>> Begin Task data

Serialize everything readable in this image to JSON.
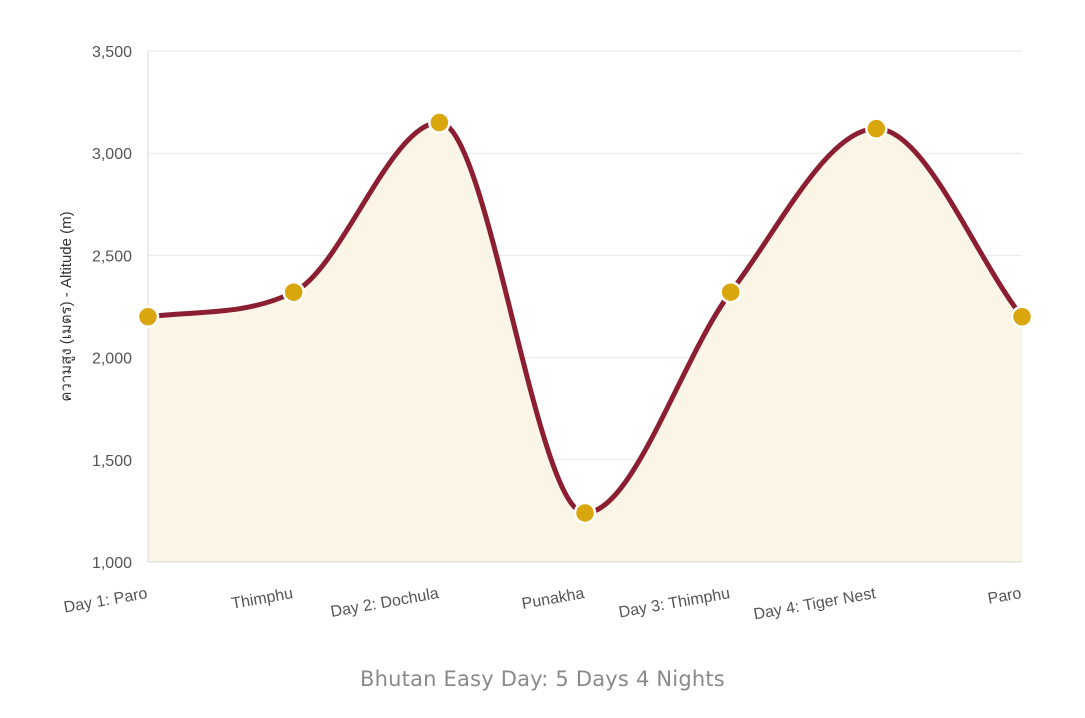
{
  "chart_data": {
    "type": "area",
    "categories": [
      "Day 1: Paro",
      "Thimphu",
      "Day 2: Dochula",
      "Punakha",
      "Day 3: Thimphu",
      "Day 4: Tiger Nest",
      "Paro"
    ],
    "series": [
      {
        "values": [
          2200,
          2320,
          3150,
          1240,
          2320,
          3120,
          2200
        ]
      }
    ],
    "ylabel": "ความสูง (เมตร) - Altitude (m)",
    "xlabel": "",
    "ylim": [
      1000,
      3500
    ],
    "yticks": [
      1000,
      1500,
      2000,
      2500,
      3000,
      3500
    ],
    "ytick_labels": [
      "1,000",
      "1,500",
      "2,000",
      "2,500",
      "3,000",
      "3,500"
    ],
    "caption": "Bhutan Easy Day: 5 Days 4 Nights",
    "grid": true,
    "colors": {
      "line": "#8b1f31",
      "fill": "#fbf5e6",
      "marker": "#d9a70d",
      "marker_stroke": "#ffffff"
    }
  }
}
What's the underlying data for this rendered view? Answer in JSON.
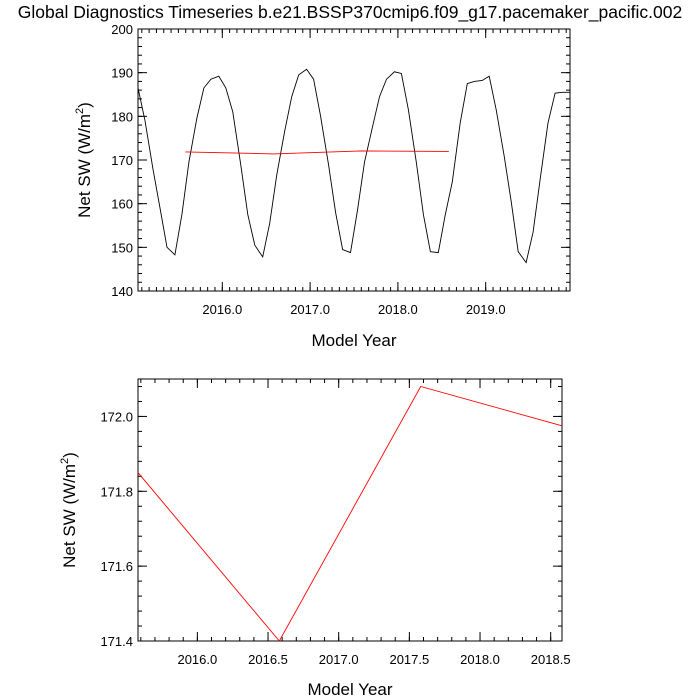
{
  "title": "Global Diagnostics Timeseries b.e21.BSSP370cmip6.f09_g17.pacemaker_pacific.002",
  "chart_data": [
    {
      "type": "line",
      "xlabel": "Model Year",
      "ylabel_main": "Net SW (W/m",
      "ylabel_sup": "2",
      "ylabel_close": ")",
      "xlim": [
        2015.04,
        2019.96
      ],
      "ylim": [
        140,
        200
      ],
      "xticks": [
        {
          "v": 2016.0,
          "label": "2016.0"
        },
        {
          "v": 2017.0,
          "label": "2017.0"
        },
        {
          "v": 2018.0,
          "label": "2018.0"
        },
        {
          "v": 2019.0,
          "label": "2019.0"
        }
      ],
      "yticks": [
        {
          "v": 140,
          "label": "140"
        },
        {
          "v": 150,
          "label": "150"
        },
        {
          "v": 160,
          "label": "160"
        },
        {
          "v": 170,
          "label": "170"
        },
        {
          "v": 180,
          "label": "180"
        },
        {
          "v": 190,
          "label": "190"
        },
        {
          "v": 200,
          "label": "200"
        }
      ],
      "series": [
        {
          "color": "#000000",
          "x": [
            2015.04,
            2015.12,
            2015.21,
            2015.29,
            2015.37,
            2015.46,
            2015.54,
            2015.62,
            2015.71,
            2015.79,
            2015.87,
            2015.96,
            2016.04,
            2016.12,
            2016.21,
            2016.29,
            2016.37,
            2016.46,
            2016.54,
            2016.62,
            2016.71,
            2016.79,
            2016.87,
            2016.96,
            2017.04,
            2017.12,
            2017.21,
            2017.29,
            2017.37,
            2017.46,
            2017.54,
            2017.62,
            2017.71,
            2017.79,
            2017.87,
            2017.96,
            2018.04,
            2018.12,
            2018.21,
            2018.29,
            2018.37,
            2018.46,
            2018.54,
            2018.62,
            2018.71,
            2018.79,
            2018.87,
            2018.96,
            2019.04,
            2019.12,
            2019.21,
            2019.29,
            2019.37,
            2019.46,
            2019.54,
            2019.62,
            2019.71,
            2019.79,
            2019.87,
            2019.96
          ],
          "values": [
            186.5,
            179.0,
            168.0,
            159.0,
            150.0,
            148.3,
            157.5,
            169.5,
            179.5,
            186.5,
            188.5,
            189.2,
            186.5,
            181.0,
            169.0,
            157.5,
            150.5,
            147.8,
            155.5,
            166.5,
            176.5,
            184.5,
            189.5,
            190.8,
            188.5,
            180.0,
            169.0,
            158.0,
            149.5,
            148.8,
            158.5,
            169.5,
            177.5,
            184.5,
            188.5,
            190.2,
            189.8,
            181.5,
            169.5,
            157.5,
            149.0,
            148.8,
            157.5,
            165.0,
            178.5,
            187.5,
            188.0,
            188.2,
            189.2,
            181.5,
            171.0,
            160.5,
            149.0,
            146.5,
            153.5,
            165.5,
            178.5,
            185.3,
            185.5,
            185.5
          ]
        },
        {
          "color": "#ff0000",
          "x": [
            2015.58,
            2016.58,
            2017.58,
            2018.58
          ],
          "values": [
            171.85,
            171.4,
            172.08,
            171.97
          ]
        }
      ]
    },
    {
      "type": "line",
      "xlabel": "Model Year",
      "ylabel_main": "Net SW (W/m",
      "ylabel_sup": "2",
      "ylabel_close": ")",
      "xlim": [
        2015.58,
        2018.58
      ],
      "ylim": [
        171.4,
        172.1
      ],
      "xticks": [
        {
          "v": 2016.0,
          "label": "2016.0"
        },
        {
          "v": 2016.5,
          "label": "2016.5"
        },
        {
          "v": 2017.0,
          "label": "2017.0"
        },
        {
          "v": 2017.5,
          "label": "2017.5"
        },
        {
          "v": 2018.0,
          "label": "2018.0"
        },
        {
          "v": 2018.5,
          "label": "2018.5"
        }
      ],
      "yticks": [
        {
          "v": 171.4,
          "label": "171.4"
        },
        {
          "v": 171.6,
          "label": "171.6"
        },
        {
          "v": 171.8,
          "label": "171.8"
        },
        {
          "v": 172.0,
          "label": "172.0"
        }
      ],
      "series": [
        {
          "color": "#ff0000",
          "x": [
            2015.58,
            2016.58,
            2017.58,
            2018.58
          ],
          "values": [
            171.85,
            171.4,
            172.08,
            171.975
          ]
        }
      ]
    }
  ]
}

>> End Task data

**Given problem**
Transcribe the full listing above exactly as it stands, minus the pictures.

**The completed task**
Serialize everything readable in this image to JSON.
{
  "chart_data": {
    "type": "area",
    "categories": [
      "Day 1: Paro",
      "Thimphu",
      "Day 2: Dochula",
      "Punakha",
      "Day 3: Thimphu",
      "Day 4: Tiger Nest",
      "Paro"
    ],
    "series": [
      {
        "values": [
          2200,
          2320,
          3150,
          1240,
          2320,
          3120,
          2200
        ]
      }
    ],
    "ylabel": "ความสูง (เมตร) - Altitude (m)",
    "xlabel": "",
    "ylim": [
      1000,
      3500
    ],
    "yticks": [
      1000,
      1500,
      2000,
      2500,
      3000,
      3500
    ],
    "ytick_labels": [
      "1,000",
      "1,500",
      "2,000",
      "2,500",
      "3,000",
      "3,500"
    ],
    "caption": "Bhutan Easy Day: 5 Days 4 Nights",
    "grid": true,
    "colors": {
      "line": "#8b1f31",
      "fill": "#fbf5e6",
      "marker": "#d9a70d",
      "marker_stroke": "#ffffff"
    }
  }
}
What's the underlying data for this rendered view? Answer in JSON.
{
  "title": "Global Diagnostics Timeseries b.e21.BSSP370cmip6.f09_g17.pacemaker_pacific.002",
  "chart_data": [
    {
      "type": "line",
      "xlabel": "Model Year",
      "ylabel_main": "Net SW (W/m",
      "ylabel_sup": "2",
      "ylabel_close": ")",
      "xlim": [
        2015.04,
        2019.96
      ],
      "ylim": [
        140,
        200
      ],
      "xticks": [
        {
          "v": 2016.0,
          "label": "2016.0"
        },
        {
          "v": 2017.0,
          "label": "2017.0"
        },
        {
          "v": 2018.0,
          "label": "2018.0"
        },
        {
          "v": 2019.0,
          "label": "2019.0"
        }
      ],
      "yticks": [
        {
          "v": 140,
          "label": "140"
        },
        {
          "v": 150,
          "label": "150"
        },
        {
          "v": 160,
          "label": "160"
        },
        {
          "v": 170,
          "label": "170"
        },
        {
          "v": 180,
          "label": "180"
        },
        {
          "v": 190,
          "label": "190"
        },
        {
          "v": 200,
          "label": "200"
        }
      ],
      "series": [
        {
          "color": "#000000",
          "x": [
            2015.04,
            2015.12,
            2015.21,
            2015.29,
            2015.37,
            2015.46,
            2015.54,
            2015.62,
            2015.71,
            2015.79,
            2015.87,
            2015.96,
            2016.04,
            2016.12,
            2016.21,
            2016.29,
            2016.37,
            2016.46,
            2016.54,
            2016.62,
            2016.71,
            2016.79,
            2016.87,
            2016.96,
            2017.04,
            2017.12,
            2017.21,
            2017.29,
            2017.37,
            2017.46,
            2017.54,
            2017.62,
            2017.71,
            2017.79,
            2017.87,
            2017.96,
            2018.04,
            2018.12,
            2018.21,
            2018.29,
            2018.37,
            2018.46,
            2018.54,
            2018.62,
            2018.71,
            2018.79,
            2018.87,
            2018.96,
            2019.04,
            2019.12,
            2019.21,
            2019.29,
            2019.37,
            2019.46,
            2019.54,
            2019.62,
            2019.71,
            2019.79,
            2019.87,
            2019.96
          ],
          "values": [
            186.5,
            179.0,
            168.0,
            159.0,
            150.0,
            148.3,
            157.5,
            169.5,
            179.5,
            186.5,
            188.5,
            189.2,
            186.5,
            181.0,
            169.0,
            157.5,
            150.5,
            147.8,
            155.5,
            166.5,
            176.5,
            184.5,
            189.5,
            190.8,
            188.5,
            180.0,
            169.0,
            158.0,
            149.5,
            148.8,
            158.5,
            169.5,
            177.5,
            184.5,
            188.5,
            190.2,
            189.8,
            181.5,
            169.5,
            157.5,
            149.0,
            148.8,
            157.5,
            165.0,
            178.5,
            187.5,
            188.0,
            188.2,
            189.2,
            181.5,
            171.0,
            160.5,
            149.0,
            146.5,
            153.5,
            165.5,
            178.5,
            185.3,
            185.5,
            185.5
          ]
        },
        {
          "color": "#ff0000",
          "x": [
            2015.58,
            2016.58,
            2017.58,
            2018.58
          ],
          "values": [
            171.85,
            171.4,
            172.08,
            171.97
          ]
        }
      ]
    },
    {
      "type": "line",
      "xlabel": "Model Year",
      "ylabel_main": "Net SW (W/m",
      "ylabel_sup": "2",
      "ylabel_close": ")",
      "xlim": [
        2015.58,
        2018.58
      ],
      "ylim": [
        171.4,
        172.1
      ],
      "xticks": [
        {
          "v": 2016.0,
          "label": "2016.0"
        },
        {
          "v": 2016.5,
          "label": "2016.5"
        },
        {
          "v": 2017.0,
          "label": "2017.0"
        },
        {
          "v": 2017.5,
          "label": "2017.5"
        },
        {
          "v": 2018.0,
          "label": "2018.0"
        },
        {
          "v": 2018.5,
          "label": "2018.5"
        }
      ],
      "yticks": [
        {
          "v": 171.4,
          "label": "171.4"
        },
        {
          "v": 171.6,
          "label": "171.6"
        },
        {
          "v": 171.8,
          "label": "171.8"
        },
        {
          "v": 172.0,
          "label": "172.0"
        }
      ],
      "series": [
        {
          "color": "#ff0000",
          "x": [
            2015.58,
            2016.58,
            2017.58,
            2018.58
          ],
          "values": [
            171.85,
            171.4,
            172.08,
            171.975
          ]
        }
      ]
    }
  ]
}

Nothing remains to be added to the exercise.